■ Text provided:
Begin

Philip Panaritis: We've been able to use those images both in our training and TAH sessions. Also we sponsored after-school workshops for teachers. How are we using it? First it was a question of go find it, because teachers would say, "Oh, we didn't get that!" but of course they did. Sometimes it was in a storage closet or it was decorating the principal's office. So the first step in using Picturing America has been to go get it. The images are front and back so lots of times they have been displayed in a hallway or permanently, which of course means a teacher can't use them in their classroom, and you also lose the one that's on the reverse.

The first thing that we've had to do is ascertain, "Yes, you have this somewhere, let's see if we can put it in the hands of teachers." Sometimes there's a lot of proprietary notions in a school that come in and someone—it could be the guy on the loading dock, it could be the principal—but someone says, "That goes to the librarian" or "That goes to the art teacher." And, depending on how professionally generous that person is, she or he may share it with other teachers or not, in which case some—and those are the worse cases—but in general we've found that it's a great resource, it's free. The teaching spiral binder that comes with it provides more than adequate [background material]; you don't have to be an art historian to see some of the context of it. And it's been a lot of fun.

End

Layout records

Begin

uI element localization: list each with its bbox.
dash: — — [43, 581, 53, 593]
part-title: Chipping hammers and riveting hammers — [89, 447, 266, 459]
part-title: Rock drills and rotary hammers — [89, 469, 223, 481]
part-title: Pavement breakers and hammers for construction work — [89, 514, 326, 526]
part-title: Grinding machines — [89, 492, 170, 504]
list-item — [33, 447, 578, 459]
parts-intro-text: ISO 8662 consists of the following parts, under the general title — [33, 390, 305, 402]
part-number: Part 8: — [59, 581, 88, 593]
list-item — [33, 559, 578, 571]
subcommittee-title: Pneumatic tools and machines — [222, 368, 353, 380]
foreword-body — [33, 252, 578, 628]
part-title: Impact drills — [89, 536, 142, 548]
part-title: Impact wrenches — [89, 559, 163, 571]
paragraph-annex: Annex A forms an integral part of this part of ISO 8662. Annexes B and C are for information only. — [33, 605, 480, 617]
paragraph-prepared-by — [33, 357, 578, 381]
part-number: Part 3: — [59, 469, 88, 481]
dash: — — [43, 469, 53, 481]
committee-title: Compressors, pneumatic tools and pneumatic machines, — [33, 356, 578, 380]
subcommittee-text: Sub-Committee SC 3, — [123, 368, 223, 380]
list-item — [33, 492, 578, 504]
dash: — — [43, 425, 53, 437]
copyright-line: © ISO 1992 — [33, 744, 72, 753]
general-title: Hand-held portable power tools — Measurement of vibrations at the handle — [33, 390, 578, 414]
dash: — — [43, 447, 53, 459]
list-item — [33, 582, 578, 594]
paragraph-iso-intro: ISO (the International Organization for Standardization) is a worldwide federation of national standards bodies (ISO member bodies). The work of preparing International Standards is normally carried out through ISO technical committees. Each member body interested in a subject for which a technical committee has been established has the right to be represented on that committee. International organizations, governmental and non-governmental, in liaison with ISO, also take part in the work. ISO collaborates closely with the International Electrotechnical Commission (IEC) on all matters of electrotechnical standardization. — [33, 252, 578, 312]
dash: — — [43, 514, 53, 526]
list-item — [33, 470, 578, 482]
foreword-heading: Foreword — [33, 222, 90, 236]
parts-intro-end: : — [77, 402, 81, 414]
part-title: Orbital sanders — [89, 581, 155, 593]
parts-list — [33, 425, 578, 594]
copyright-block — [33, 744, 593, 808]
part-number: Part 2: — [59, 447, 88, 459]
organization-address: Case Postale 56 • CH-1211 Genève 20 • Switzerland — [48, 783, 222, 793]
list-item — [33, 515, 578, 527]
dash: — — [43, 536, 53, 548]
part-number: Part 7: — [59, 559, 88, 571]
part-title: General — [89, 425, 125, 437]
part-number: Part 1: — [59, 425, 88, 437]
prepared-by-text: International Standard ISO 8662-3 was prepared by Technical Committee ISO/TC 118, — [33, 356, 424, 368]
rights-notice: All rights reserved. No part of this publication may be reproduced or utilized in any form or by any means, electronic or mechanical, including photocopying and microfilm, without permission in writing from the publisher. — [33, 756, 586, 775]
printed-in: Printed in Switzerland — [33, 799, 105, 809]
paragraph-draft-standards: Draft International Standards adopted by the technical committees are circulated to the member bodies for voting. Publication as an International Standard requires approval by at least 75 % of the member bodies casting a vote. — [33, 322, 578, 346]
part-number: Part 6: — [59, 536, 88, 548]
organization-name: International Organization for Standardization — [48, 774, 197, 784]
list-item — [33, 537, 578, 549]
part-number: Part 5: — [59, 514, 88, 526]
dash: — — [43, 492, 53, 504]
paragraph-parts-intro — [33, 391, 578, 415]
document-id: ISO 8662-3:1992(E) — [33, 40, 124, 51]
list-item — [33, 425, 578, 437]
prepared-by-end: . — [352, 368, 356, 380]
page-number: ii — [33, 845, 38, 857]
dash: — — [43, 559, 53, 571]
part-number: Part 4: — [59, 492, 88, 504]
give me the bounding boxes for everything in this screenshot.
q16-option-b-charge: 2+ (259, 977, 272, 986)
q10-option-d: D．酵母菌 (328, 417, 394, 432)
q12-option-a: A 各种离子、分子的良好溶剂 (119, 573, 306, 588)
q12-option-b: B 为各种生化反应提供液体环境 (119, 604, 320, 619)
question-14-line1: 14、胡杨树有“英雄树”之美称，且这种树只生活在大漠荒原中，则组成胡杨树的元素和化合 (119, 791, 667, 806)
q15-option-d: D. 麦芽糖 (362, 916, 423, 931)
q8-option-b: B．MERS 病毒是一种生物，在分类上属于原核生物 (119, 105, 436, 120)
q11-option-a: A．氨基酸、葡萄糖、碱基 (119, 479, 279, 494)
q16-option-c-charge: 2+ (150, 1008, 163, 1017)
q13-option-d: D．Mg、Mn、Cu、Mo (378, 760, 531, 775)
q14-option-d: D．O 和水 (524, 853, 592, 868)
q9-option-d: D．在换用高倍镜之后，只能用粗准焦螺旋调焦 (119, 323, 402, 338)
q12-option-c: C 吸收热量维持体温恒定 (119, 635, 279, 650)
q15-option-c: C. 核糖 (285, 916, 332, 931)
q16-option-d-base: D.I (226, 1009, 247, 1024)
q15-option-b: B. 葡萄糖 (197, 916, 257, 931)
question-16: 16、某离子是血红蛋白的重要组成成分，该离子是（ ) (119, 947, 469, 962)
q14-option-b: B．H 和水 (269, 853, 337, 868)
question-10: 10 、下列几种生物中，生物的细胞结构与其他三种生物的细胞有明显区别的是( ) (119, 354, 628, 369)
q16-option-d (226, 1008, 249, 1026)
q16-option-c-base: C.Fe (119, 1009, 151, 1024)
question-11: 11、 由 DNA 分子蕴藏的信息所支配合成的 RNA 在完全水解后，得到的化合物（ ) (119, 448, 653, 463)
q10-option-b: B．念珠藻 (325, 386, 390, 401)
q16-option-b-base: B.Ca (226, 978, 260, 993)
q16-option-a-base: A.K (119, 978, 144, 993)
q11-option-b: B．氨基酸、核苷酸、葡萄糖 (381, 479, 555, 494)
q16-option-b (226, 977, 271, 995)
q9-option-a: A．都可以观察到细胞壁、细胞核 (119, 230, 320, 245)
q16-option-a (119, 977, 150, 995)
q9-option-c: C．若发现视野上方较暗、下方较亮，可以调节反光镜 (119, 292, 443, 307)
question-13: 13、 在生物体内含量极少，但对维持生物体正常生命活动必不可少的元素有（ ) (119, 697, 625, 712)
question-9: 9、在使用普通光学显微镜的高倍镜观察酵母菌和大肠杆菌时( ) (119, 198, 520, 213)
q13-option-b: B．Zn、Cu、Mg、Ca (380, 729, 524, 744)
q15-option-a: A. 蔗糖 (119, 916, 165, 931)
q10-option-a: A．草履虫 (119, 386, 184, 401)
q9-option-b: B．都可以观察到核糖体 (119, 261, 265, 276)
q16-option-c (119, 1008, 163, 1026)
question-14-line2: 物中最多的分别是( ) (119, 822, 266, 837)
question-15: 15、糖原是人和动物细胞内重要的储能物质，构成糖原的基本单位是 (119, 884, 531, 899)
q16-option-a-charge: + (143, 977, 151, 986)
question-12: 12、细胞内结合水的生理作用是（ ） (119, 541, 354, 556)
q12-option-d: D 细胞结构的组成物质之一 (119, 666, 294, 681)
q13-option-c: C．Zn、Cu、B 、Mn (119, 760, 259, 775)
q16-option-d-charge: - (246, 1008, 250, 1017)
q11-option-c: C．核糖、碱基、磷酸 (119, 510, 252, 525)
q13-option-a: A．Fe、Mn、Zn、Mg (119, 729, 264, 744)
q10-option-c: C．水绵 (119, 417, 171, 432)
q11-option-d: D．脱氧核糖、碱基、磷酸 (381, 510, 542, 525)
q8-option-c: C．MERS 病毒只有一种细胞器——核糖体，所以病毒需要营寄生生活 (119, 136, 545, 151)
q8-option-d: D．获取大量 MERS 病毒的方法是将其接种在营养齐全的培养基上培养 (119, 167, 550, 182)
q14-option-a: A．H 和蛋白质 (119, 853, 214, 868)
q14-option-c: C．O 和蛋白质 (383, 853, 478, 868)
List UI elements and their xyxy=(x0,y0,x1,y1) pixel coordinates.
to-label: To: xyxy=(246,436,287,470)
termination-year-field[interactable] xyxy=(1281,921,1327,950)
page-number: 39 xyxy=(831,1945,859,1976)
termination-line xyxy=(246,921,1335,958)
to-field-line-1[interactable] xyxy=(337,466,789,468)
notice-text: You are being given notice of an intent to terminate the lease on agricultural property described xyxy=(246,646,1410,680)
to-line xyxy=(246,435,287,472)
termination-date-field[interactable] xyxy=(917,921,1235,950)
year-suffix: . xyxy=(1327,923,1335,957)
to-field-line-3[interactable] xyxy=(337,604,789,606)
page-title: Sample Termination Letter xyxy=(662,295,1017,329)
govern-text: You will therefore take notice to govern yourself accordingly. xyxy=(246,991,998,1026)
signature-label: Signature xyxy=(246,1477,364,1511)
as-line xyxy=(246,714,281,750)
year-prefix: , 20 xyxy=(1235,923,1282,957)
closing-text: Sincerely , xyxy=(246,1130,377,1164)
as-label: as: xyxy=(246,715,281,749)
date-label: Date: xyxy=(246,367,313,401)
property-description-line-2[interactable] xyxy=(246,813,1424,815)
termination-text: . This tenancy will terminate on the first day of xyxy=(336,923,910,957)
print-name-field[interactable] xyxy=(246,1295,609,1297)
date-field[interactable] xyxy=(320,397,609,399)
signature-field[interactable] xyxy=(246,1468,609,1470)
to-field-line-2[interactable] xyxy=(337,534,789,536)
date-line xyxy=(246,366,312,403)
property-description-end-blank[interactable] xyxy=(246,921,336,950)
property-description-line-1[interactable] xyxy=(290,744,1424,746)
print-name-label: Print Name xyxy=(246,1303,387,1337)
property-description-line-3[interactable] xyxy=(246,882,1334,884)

End

■ Given request: Using the Picturing America text, list every place it names where the images were found or displayed instead of being used by teachers in their classrooms.

■ Output for this exercise:
- A storage closet
- The principal's office
- A hallway